▶ _LISTING_:
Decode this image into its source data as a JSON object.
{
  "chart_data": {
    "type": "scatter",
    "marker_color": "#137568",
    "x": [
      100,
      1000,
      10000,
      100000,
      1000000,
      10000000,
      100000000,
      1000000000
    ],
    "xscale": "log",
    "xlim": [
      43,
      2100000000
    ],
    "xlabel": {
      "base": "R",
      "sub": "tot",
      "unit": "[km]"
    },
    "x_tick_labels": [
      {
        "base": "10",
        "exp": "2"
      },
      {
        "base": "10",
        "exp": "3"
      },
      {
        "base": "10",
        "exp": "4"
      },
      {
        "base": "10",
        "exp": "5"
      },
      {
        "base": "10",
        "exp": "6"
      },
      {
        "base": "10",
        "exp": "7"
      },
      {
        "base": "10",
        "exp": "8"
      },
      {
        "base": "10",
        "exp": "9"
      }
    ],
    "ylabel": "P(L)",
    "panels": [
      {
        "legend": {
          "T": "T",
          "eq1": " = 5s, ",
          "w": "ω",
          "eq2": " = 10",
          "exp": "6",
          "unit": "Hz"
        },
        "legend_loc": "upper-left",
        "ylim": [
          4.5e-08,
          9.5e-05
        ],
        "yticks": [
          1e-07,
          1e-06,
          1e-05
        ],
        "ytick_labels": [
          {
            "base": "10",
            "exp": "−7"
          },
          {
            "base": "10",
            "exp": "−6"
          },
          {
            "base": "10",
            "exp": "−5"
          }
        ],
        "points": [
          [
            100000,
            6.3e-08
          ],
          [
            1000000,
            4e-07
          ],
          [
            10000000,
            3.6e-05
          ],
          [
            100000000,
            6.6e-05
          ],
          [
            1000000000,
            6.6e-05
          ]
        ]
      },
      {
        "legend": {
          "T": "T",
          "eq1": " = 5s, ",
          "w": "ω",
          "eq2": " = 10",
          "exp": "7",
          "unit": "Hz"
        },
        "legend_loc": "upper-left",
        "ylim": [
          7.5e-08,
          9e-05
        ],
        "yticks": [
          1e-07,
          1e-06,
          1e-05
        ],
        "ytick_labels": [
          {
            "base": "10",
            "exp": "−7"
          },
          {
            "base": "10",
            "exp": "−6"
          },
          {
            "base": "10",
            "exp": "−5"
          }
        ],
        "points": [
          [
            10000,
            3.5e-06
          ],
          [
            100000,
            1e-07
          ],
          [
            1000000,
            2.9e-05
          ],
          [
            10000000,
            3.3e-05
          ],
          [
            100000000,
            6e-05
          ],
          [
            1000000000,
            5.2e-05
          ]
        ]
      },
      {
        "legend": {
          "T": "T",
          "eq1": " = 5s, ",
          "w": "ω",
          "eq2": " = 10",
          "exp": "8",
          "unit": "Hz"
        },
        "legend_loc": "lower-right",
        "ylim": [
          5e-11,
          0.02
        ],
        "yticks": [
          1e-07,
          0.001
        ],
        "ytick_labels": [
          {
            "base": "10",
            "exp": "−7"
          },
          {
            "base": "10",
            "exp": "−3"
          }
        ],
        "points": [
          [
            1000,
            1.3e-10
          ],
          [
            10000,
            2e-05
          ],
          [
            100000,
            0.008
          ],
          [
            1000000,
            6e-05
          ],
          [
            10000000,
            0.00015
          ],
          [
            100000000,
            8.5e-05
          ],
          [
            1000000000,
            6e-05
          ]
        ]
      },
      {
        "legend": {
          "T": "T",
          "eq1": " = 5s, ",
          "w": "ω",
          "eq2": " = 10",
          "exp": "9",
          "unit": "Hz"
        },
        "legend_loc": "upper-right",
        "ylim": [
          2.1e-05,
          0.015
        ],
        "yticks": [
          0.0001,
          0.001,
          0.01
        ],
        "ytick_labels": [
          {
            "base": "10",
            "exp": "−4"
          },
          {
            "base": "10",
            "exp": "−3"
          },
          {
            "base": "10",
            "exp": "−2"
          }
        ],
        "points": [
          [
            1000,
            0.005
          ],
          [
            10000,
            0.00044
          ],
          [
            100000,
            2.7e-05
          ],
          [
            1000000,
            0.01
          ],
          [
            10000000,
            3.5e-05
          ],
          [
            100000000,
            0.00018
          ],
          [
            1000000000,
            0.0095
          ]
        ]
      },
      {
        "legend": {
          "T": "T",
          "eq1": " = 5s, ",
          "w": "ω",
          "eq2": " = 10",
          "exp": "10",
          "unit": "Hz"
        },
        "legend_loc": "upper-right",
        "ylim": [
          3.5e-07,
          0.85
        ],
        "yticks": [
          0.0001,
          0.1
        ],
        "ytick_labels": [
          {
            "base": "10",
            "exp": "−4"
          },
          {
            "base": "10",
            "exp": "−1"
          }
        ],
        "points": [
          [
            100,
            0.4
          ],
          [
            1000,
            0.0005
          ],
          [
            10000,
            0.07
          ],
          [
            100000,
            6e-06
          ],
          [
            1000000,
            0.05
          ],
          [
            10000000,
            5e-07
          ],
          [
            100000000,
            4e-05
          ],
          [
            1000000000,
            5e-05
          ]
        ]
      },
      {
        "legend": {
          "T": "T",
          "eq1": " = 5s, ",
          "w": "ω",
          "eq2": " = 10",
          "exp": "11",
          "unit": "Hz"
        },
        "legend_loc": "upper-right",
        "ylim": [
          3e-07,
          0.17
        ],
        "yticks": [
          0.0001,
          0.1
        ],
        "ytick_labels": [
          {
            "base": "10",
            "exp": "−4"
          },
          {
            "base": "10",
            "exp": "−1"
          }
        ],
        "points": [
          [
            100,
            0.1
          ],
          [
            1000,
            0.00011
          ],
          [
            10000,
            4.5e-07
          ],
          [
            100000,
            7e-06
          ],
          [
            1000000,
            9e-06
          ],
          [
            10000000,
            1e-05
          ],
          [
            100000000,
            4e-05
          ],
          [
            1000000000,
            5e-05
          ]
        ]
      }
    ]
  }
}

▶ _PROBLEM_: Give a word-for-word copy of the records.

▶ _EXERCISE SOLUTION_:
Decode this image into its source data as a JSON object.
{
  "chart_data": {
    "type": "scatter",
    "marker_color": "#137568",
    "x": [
      100,
      1000,
      10000,
      100000,
      1000000,
      10000000,
      100000000,
      1000000000
    ],
    "xscale": "log",
    "xlim": [
      43,
      2100000000
    ],
    "xlabel": {
      "base": "R",
      "sub": "tot",
      "unit": "[km]"
    },
    "x_tick_labels": [
      {
        "base": "10",
        "exp": "2"
      },
      {
        "base": "10",
        "exp": "3"
      },
      {
        "base": "10",
        "exp": "4"
      },
      {
        "base": "10",
        "exp": "5"
      },
      {
        "base": "10",
        "exp": "6"
      },
      {
        "base": "10",
        "exp": "7"
      },
      {
        "base": "10",
        "exp": "8"
      },
      {
        "base": "10",
        "exp": "9"
      }
    ],
    "ylabel": "P(L)",
    "panels": [
      {
        "legend": {
          "T": "T",
          "eq1": " = 5s, ",
          "w": "ω",
          "eq2": " = 10",
          "exp": "6",
          "unit": "Hz"
        },
        "legend_loc": "upper-left",
        "ylim": [
          4.5e-08,
          9.5e-05
        ],
        "yticks": [
          1e-07,
          1e-06,
          1e-05
        ],
        "ytick_labels": [
          {
            "base": "10",
            "exp": "−7"
          },
          {
            "base": "10",
            "exp": "−6"
          },
          {
            "base": "10",
            "exp": "−5"
          }
        ],
        "points": [
          [
            100000,
            6.3e-08
          ],
          [
            1000000,
            4e-07
          ],
          [
            10000000,
            3.6e-05
          ],
          [
            100000000,
            6.6e-05
          ],
          [
            1000000000,
            6.6e-05
          ]
        ]
      },
      {
        "legend": {
          "T": "T",
          "eq1": " = 5s, ",
          "w": "ω",
          "eq2": " = 10",
          "exp": "7",
          "unit": "Hz"
        },
        "legend_loc": "upper-left",
        "ylim": [
          7.5e-08,
          9e-05
        ],
        "yticks": [
          1e-07,
          1e-06,
          1e-05
        ],
        "ytick_labels": [
          {
            "base": "10",
            "exp": "−7"
          },
          {
            "base": "10",
            "exp": "−6"
          },
          {
            "base": "10",
            "exp": "−5"
          }
        ],
        "points": [
          [
            10000,
            3.5e-06
          ],
          [
            100000,
            1e-07
          ],
          [
            1000000,
            2.9e-05
          ],
          [
            10000000,
            3.3e-05
          ],
          [
            100000000,
            6e-05
          ],
          [
            1000000000,
            5.2e-05
          ]
        ]
      },
      {
        "legend": {
          "T": "T",
          "eq1": " = 5s, ",
          "w": "ω",
          "eq2": " = 10",
          "exp": "8",
          "unit": "Hz"
        },
        "legend_loc": "lower-right",
        "ylim": [
          5e-11,
          0.02
        ],
        "yticks": [
          1e-07,
          0.001
        ],
        "ytick_labels": [
          {
            "base": "10",
            "exp": "−7"
          },
          {
            "base": "10",
            "exp": "−3"
          }
        ],
        "points": [
          [
            1000,
            1.3e-10
          ],
          [
            10000,
            2e-05
          ],
          [
            100000,
            0.008
          ],
          [
            1000000,
            6e-05
          ],
          [
            10000000,
            0.00015
          ],
          [
            100000000,
            8.5e-05
          ],
          [
            1000000000,
            6e-05
          ]
        ]
      },
      {
        "legend": {
          "T": "T",
          "eq1": " = 5s, ",
          "w": "ω",
          "eq2": " = 10",
          "exp": "9",
          "unit": "Hz"
        },
        "legend_loc": "upper-right",
        "ylim": [
          2.1e-05,
          0.015
        ],
        "yticks": [
          0.0001,
          0.001,
          0.01
        ],
        "ytick_labels": [
          {
            "base": "10",
            "exp": "−4"
          },
          {
            "base": "10",
            "exp": "−3"
          },
          {
            "base": "10",
            "exp": "−2"
          }
        ],
        "points": [
          [
            1000,
            0.005
          ],
          [
            10000,
            0.00044
          ],
          [
            100000,
            2.7e-05
          ],
          [
            1000000,
            0.01
          ],
          [
            10000000,
            3.5e-05
          ],
          [
            100000000,
            0.00018
          ],
          [
            1000000000,
            0.0095
          ]
        ]
      },
      {
        "legend": {
          "T": "T",
          "eq1": " = 5s, ",
          "w": "ω",
          "eq2": " = 10",
          "exp": "10",
          "unit": "Hz"
        },
        "legend_loc": "upper-right",
        "ylim": [
          3.5e-07,
          0.85
        ],
        "yticks": [
          0.0001,
          0.1
        ],
        "ytick_labels": [
          {
            "base": "10",
            "exp": "−4"
          },
          {
            "base": "10",
            "exp": "−1"
          }
        ],
        "points": [
          [
            100,
            0.4
          ],
          [
            1000,
            0.0005
          ],
          [
            10000,
            0.07
          ],
          [
            100000,
            6e-06
          ],
          [
            1000000,
            0.05
          ],
          [
            10000000,
            5e-07
          ],
          [
            100000000,
            4e-05
          ],
          [
            1000000000,
            5e-05
          ]
        ]
      },
      {
        "legend": {
          "T": "T",
          "eq1": " = 5s, ",
          "w": "ω",
          "eq2": " = 10",
          "exp": "11",
          "unit": "Hz"
        },
        "legend_loc": "upper-right",
        "ylim": [
          3e-07,
          0.17
        ],
        "yticks": [
          0.0001,
          0.1
        ],
        "ytick_labels": [
          {
            "base": "10",
            "exp": "−4"
          },
          {
            "base": "10",
            "exp": "−1"
          }
        ],
        "points": [
          [
            100,
            0.1
          ],
          [
            1000,
            0.00011
          ],
          [
            10000,
            4.5e-07
          ],
          [
            100000,
            7e-06
          ],
          [
            1000000,
            9e-06
          ],
          [
            10000000,
            1e-05
          ],
          [
            100000000,
            4e-05
          ],
          [
            1000000000,
            5e-05
          ]
        ]
      }
    ]
  }
}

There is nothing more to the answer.